-------- Data to process --------
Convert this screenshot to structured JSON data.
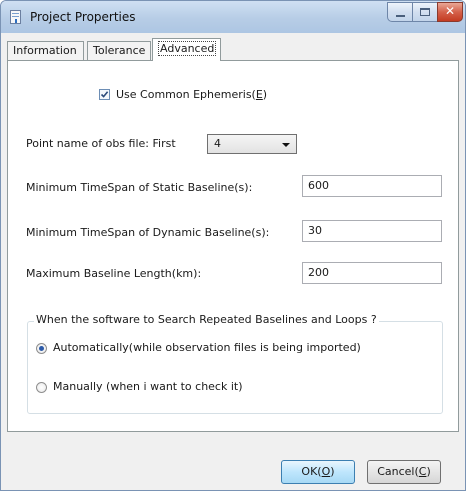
{
  "window": {
    "title": "Project Properties"
  },
  "tabs": [
    {
      "label": "Information",
      "selected": false
    },
    {
      "label": "Tolerance",
      "selected": false
    },
    {
      "label": "Advanced",
      "selected": true
    }
  ],
  "advanced": {
    "ephemeris": {
      "label_pre": "Use Common Ephemeris(",
      "mnemonic": "E",
      "label_post": ")",
      "checked": true
    },
    "point_name": {
      "label": "Point name of obs file: First",
      "selected": "4"
    },
    "static_span": {
      "label": "Minimum TimeSpan of Static Baseline(s):",
      "value": "600"
    },
    "dynamic_span": {
      "label": "Minimum TimeSpan of Dynamic Baseline(s):",
      "value": "30"
    },
    "max_length": {
      "label": "Maximum Baseline Length(km):",
      "value": "200"
    },
    "search_group": {
      "caption": "When the software to Search Repeated Baselines and Loops ?",
      "options": [
        {
          "label": "Automatically(while observation files is being imported)",
          "selected": true
        },
        {
          "label": "Manually (when i want to check it)",
          "selected": false
        }
      ]
    }
  },
  "buttons": {
    "ok": {
      "pre": "OK(",
      "mnemonic": "O",
      "post": ")"
    },
    "cancel": {
      "pre": "Cancel(",
      "mnemonic": "C",
      "post": ")"
    }
  },
  "icons": {
    "app": "document-properties-icon",
    "checkbox_check": "checkmark-icon",
    "combo": "chevron-down-icon"
  }
}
--------
What you will do: Give an exact copy of the material, leaving out every picture.

Result of this task:
Convert this screenshot to structured JSON data.
{
  "window": {
    "title": "Project Properties"
  },
  "tabs": [
    {
      "label": "Information",
      "selected": false
    },
    {
      "label": "Tolerance",
      "selected": false
    },
    {
      "label": "Advanced",
      "selected": true
    }
  ],
  "advanced": {
    "ephemeris": {
      "label_pre": "Use Common Ephemeris(",
      "mnemonic": "E",
      "label_post": ")",
      "checked": true
    },
    "point_name": {
      "label": "Point name of obs file: First",
      "selected": "4"
    },
    "static_span": {
      "label": "Minimum TimeSpan of Static Baseline(s):",
      "value": "600"
    },
    "dynamic_span": {
      "label": "Minimum TimeSpan of Dynamic Baseline(s):",
      "value": "30"
    },
    "max_length": {
      "label": "Maximum Baseline Length(km):",
      "value": "200"
    },
    "search_group": {
      "caption": "When the software to Search Repeated Baselines and Loops ?",
      "options": [
        {
          "label": "Automatically(while observation files is being imported)",
          "selected": true
        },
        {
          "label": "Manually (when i want to check it)",
          "selected": false
        }
      ]
    }
  },
  "buttons": {
    "ok": {
      "pre": "OK(",
      "mnemonic": "O",
      "post": ")"
    },
    "cancel": {
      "pre": "Cancel(",
      "mnemonic": "C",
      "post": ")"
    }
  },
  "icons": {
    "app": "document-properties-icon",
    "checkbox_check": "checkmark-icon",
    "combo": "chevron-down-icon"
  }
}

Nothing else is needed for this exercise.